* BEGIN *
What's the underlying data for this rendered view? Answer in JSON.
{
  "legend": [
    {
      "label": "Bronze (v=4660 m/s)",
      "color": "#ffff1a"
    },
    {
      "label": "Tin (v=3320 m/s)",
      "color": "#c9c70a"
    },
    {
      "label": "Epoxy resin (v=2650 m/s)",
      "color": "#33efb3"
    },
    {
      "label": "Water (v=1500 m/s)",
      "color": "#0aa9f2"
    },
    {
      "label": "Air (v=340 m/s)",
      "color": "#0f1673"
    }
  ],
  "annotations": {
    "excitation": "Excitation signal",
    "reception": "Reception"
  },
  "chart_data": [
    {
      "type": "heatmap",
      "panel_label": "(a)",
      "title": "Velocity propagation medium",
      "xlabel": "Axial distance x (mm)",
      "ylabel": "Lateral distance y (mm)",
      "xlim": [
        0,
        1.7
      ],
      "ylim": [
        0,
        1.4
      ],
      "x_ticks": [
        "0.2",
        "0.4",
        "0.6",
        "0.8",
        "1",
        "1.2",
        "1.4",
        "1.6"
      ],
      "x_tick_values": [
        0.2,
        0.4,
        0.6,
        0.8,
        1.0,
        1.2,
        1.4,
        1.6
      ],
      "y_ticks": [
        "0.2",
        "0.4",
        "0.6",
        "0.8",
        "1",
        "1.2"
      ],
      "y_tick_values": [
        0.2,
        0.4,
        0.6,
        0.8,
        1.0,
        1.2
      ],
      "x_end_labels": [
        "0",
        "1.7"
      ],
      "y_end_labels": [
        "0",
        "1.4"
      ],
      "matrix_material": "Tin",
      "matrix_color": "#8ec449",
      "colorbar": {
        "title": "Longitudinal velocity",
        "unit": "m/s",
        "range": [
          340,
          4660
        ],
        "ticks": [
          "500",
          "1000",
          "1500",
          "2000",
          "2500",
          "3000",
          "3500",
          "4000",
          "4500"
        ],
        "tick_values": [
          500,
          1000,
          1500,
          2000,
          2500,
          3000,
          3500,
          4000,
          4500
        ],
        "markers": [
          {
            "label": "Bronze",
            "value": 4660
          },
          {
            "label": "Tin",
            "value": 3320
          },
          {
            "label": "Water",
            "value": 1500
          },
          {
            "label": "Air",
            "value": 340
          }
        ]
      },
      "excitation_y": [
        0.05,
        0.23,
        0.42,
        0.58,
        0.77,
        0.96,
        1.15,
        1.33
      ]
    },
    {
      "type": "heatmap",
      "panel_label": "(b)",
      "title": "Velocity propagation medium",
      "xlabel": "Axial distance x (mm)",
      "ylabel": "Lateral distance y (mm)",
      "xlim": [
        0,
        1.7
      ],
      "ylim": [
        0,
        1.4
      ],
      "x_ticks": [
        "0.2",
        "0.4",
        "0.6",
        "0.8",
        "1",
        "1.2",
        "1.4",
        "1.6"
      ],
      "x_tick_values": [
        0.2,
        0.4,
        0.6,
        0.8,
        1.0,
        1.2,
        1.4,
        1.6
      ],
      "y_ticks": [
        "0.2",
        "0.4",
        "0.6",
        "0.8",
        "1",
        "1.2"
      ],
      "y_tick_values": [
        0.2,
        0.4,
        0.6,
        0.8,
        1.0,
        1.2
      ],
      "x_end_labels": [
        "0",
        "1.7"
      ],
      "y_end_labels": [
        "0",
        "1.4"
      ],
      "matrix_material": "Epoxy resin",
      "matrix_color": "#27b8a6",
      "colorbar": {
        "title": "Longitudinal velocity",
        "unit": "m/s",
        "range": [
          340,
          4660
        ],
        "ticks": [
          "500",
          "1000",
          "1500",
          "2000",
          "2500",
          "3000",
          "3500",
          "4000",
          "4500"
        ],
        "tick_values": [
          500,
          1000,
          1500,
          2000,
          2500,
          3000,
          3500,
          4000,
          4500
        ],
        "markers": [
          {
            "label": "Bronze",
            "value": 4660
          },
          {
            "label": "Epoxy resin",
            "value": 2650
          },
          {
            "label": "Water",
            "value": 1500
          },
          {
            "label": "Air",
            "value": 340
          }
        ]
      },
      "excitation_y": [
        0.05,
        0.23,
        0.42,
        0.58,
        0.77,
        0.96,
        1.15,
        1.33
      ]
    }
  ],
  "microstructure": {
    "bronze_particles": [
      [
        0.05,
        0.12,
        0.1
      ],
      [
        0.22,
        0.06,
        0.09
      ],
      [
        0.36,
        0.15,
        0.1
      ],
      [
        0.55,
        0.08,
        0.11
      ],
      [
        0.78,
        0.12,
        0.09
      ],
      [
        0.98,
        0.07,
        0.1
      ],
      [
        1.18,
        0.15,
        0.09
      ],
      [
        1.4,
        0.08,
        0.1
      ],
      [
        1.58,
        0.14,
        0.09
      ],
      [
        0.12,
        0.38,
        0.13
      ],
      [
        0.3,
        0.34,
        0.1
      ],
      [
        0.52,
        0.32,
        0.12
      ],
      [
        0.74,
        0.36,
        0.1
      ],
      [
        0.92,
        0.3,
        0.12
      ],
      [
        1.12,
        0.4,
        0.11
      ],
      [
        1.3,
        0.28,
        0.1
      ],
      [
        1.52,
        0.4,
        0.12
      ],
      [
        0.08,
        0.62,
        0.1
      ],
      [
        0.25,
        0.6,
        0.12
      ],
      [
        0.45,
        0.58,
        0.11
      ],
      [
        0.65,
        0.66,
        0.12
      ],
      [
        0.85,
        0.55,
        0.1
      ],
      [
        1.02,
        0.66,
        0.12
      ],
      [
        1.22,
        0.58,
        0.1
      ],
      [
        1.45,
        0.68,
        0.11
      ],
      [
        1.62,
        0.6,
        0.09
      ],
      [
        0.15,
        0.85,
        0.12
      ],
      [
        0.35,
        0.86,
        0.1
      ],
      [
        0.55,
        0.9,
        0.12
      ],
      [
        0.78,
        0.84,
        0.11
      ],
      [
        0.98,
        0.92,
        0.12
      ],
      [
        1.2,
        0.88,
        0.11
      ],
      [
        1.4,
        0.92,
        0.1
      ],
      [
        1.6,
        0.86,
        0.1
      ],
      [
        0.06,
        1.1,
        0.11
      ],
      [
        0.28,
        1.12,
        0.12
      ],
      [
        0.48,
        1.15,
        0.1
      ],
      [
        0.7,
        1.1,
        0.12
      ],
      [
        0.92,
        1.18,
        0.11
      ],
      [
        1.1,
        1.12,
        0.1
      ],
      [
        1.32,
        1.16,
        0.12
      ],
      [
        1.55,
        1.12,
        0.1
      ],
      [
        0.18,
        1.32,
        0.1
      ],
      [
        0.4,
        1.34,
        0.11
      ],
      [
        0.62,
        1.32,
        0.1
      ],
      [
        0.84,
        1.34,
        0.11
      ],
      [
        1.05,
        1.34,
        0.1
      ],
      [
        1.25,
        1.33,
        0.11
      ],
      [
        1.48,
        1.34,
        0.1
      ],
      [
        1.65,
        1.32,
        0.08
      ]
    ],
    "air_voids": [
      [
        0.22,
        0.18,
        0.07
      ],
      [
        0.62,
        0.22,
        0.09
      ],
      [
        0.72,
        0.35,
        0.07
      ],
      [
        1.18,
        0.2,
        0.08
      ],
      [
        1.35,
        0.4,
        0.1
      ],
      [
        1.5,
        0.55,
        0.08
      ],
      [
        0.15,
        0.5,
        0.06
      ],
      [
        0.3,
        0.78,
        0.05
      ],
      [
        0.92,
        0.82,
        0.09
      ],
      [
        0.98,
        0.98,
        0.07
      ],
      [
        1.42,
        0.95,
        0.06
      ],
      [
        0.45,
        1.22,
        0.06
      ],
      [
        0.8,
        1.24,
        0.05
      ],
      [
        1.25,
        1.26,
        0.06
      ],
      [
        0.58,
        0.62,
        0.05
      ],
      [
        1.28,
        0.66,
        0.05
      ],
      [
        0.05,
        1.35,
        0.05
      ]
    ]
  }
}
* END *
### Direction
Identify each line in the records above containing the word "resin"; copy those lines.

### Written response
      "label": "Epoxy resin (v=2650 m/s)",
      "matrix_material": "Epoxy resin",
            "label": "Epoxy resin",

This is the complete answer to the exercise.